##### Stored rows

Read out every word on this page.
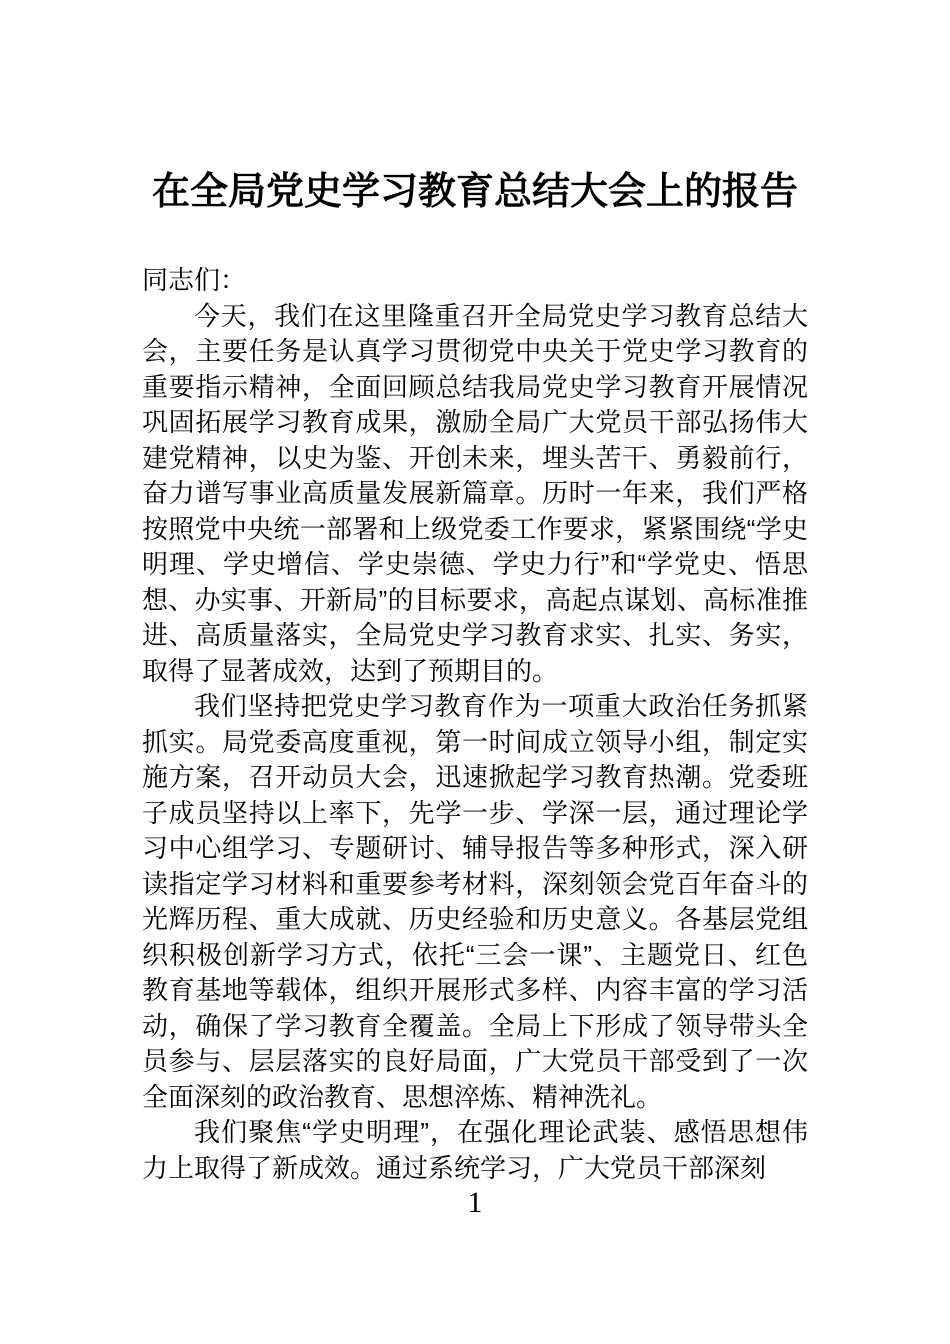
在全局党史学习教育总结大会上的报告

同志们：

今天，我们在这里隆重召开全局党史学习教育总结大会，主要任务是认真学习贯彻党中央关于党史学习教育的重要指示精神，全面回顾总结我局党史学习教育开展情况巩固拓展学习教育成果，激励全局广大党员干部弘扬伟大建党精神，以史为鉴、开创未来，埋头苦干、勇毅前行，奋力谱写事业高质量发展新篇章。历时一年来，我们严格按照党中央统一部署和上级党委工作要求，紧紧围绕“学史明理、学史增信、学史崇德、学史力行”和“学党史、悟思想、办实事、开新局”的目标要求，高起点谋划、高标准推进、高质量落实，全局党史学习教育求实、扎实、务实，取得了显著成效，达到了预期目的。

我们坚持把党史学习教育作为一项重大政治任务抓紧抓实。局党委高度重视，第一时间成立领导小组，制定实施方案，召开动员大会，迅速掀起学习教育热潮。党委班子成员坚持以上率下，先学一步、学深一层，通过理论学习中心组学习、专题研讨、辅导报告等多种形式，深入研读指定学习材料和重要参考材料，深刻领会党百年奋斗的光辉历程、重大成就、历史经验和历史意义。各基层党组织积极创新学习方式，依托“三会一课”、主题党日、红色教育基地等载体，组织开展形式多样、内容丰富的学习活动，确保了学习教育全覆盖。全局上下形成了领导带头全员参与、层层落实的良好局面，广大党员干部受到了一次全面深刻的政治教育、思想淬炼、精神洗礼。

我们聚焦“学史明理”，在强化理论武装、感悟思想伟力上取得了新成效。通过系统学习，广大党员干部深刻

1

##########
##### Stored rows

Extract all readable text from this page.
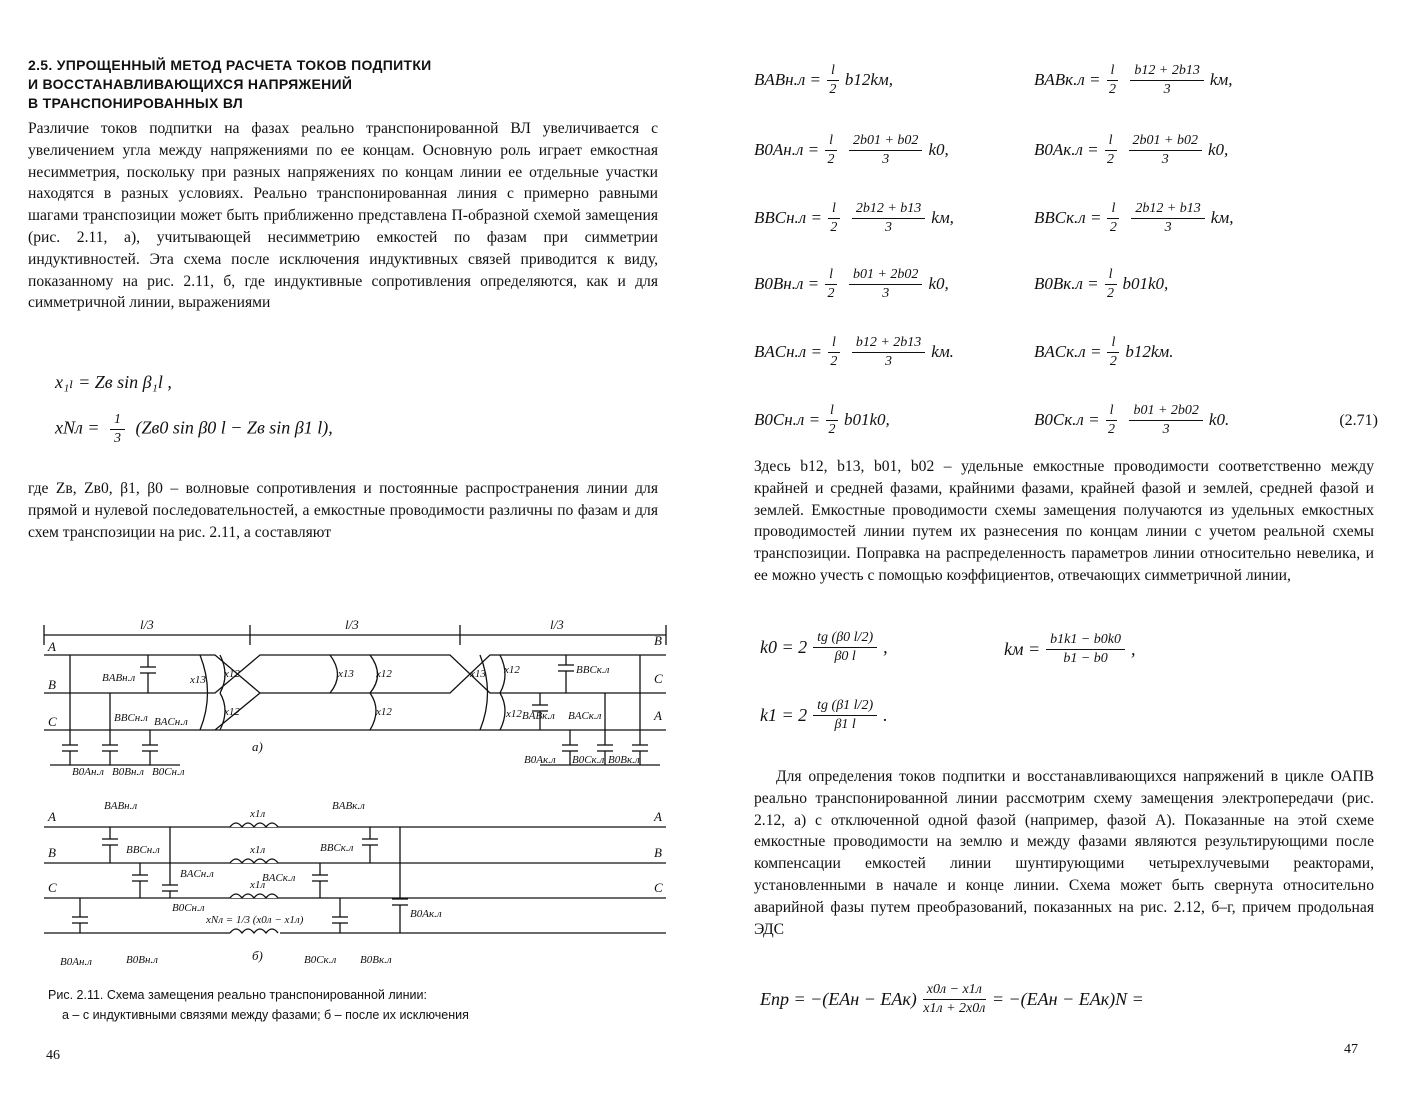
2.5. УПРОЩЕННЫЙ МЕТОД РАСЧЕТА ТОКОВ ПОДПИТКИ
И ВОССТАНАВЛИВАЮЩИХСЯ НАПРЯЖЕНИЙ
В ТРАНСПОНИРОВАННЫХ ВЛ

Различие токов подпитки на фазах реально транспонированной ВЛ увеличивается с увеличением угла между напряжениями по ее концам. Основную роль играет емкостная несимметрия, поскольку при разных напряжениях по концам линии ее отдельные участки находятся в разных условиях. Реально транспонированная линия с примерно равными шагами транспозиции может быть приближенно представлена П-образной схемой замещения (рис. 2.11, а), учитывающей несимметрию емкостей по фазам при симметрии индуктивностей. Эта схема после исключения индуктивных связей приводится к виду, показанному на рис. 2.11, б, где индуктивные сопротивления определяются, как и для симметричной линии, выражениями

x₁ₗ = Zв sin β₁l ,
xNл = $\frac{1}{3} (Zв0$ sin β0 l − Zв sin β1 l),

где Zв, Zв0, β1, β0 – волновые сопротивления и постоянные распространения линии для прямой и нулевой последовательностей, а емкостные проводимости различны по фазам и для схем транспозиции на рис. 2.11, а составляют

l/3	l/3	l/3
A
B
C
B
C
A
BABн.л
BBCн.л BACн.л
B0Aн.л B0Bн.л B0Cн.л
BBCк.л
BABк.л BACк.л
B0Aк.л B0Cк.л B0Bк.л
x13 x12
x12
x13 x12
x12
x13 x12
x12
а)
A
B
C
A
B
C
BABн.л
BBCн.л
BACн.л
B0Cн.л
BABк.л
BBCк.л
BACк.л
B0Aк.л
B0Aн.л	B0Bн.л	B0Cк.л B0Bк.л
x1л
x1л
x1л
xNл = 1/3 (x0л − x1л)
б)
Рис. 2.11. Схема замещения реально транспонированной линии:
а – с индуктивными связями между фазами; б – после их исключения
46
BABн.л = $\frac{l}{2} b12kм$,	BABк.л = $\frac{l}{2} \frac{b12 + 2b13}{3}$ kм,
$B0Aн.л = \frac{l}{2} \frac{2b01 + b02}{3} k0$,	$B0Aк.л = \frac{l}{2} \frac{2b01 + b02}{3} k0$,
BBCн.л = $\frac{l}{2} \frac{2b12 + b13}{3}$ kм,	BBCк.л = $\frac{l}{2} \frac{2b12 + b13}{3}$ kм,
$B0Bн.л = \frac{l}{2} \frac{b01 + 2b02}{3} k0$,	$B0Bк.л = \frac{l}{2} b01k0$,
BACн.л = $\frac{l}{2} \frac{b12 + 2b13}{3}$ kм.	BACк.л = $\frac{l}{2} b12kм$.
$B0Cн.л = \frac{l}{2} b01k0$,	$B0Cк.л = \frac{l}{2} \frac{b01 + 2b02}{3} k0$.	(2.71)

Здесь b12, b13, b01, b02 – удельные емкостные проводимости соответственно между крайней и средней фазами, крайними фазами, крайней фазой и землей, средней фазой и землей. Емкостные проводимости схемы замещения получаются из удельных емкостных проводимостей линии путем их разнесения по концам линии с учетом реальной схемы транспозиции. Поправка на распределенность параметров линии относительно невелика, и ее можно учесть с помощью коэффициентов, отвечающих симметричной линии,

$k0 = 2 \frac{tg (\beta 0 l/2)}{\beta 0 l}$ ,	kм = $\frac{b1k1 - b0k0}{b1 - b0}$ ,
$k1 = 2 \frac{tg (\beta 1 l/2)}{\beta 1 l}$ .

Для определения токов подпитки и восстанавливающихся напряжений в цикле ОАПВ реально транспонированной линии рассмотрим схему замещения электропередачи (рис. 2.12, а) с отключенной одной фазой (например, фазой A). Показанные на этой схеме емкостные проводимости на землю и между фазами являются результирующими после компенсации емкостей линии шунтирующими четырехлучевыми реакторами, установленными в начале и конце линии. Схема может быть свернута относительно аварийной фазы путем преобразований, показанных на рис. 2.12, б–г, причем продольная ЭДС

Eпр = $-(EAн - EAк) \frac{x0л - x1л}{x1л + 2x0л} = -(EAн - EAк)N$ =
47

##########
##### Stored rows

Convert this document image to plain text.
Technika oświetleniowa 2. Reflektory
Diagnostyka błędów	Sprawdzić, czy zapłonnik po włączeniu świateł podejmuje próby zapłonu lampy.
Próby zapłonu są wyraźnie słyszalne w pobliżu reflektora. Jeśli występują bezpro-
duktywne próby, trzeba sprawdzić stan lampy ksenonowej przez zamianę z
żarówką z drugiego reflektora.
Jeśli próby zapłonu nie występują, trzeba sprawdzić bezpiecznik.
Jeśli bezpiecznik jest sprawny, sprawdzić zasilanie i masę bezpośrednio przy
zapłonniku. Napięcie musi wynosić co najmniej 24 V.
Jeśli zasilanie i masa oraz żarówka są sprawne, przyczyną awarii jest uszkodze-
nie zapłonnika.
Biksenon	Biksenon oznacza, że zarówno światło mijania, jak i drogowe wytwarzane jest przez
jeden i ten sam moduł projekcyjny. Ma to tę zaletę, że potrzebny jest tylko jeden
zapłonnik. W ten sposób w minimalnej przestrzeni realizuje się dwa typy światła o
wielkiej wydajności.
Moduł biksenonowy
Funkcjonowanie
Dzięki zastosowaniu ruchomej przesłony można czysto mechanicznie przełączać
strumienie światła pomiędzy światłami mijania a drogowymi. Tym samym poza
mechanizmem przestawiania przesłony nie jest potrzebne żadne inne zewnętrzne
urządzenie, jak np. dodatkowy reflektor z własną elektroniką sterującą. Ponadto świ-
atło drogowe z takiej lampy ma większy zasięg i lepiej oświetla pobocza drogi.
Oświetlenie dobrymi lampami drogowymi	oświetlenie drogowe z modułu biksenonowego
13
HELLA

##########

Exercise details: Look through the data and gather every line with the string "сопротивления" in it.

Solution to the exercise:
Различие токов подпитки на фазах реально транспонированной ВЛ увеличивается с увеличением угла между напряжениями по ее концам. Основную роль играет емкостная несимметрия, поскольку при разных напряжениях по концам линии ее отдельные участки находятся в разных условиях. Реально транспонированная линия с примерно равными шагами транспозиции может быть приближенно представлена П-образной схемой замещения (рис. 2.11, а), учитывающей несимметрию емкостей по фазам при симметрии индуктивностей. Эта схема после исключения индуктивных связей приводится к виду, показанному на рис. 2.11, б, где индуктивные сопротивления определяются, как и для симметричной линии, выражениями
где Zв, Zв0, β1, β0 – волновые сопротивления и постоянные распространения линии для прямой и нулевой последовательностей, а емкостные проводимости различны по фазам и для схем транспозиции на рис. 2.11, а составляют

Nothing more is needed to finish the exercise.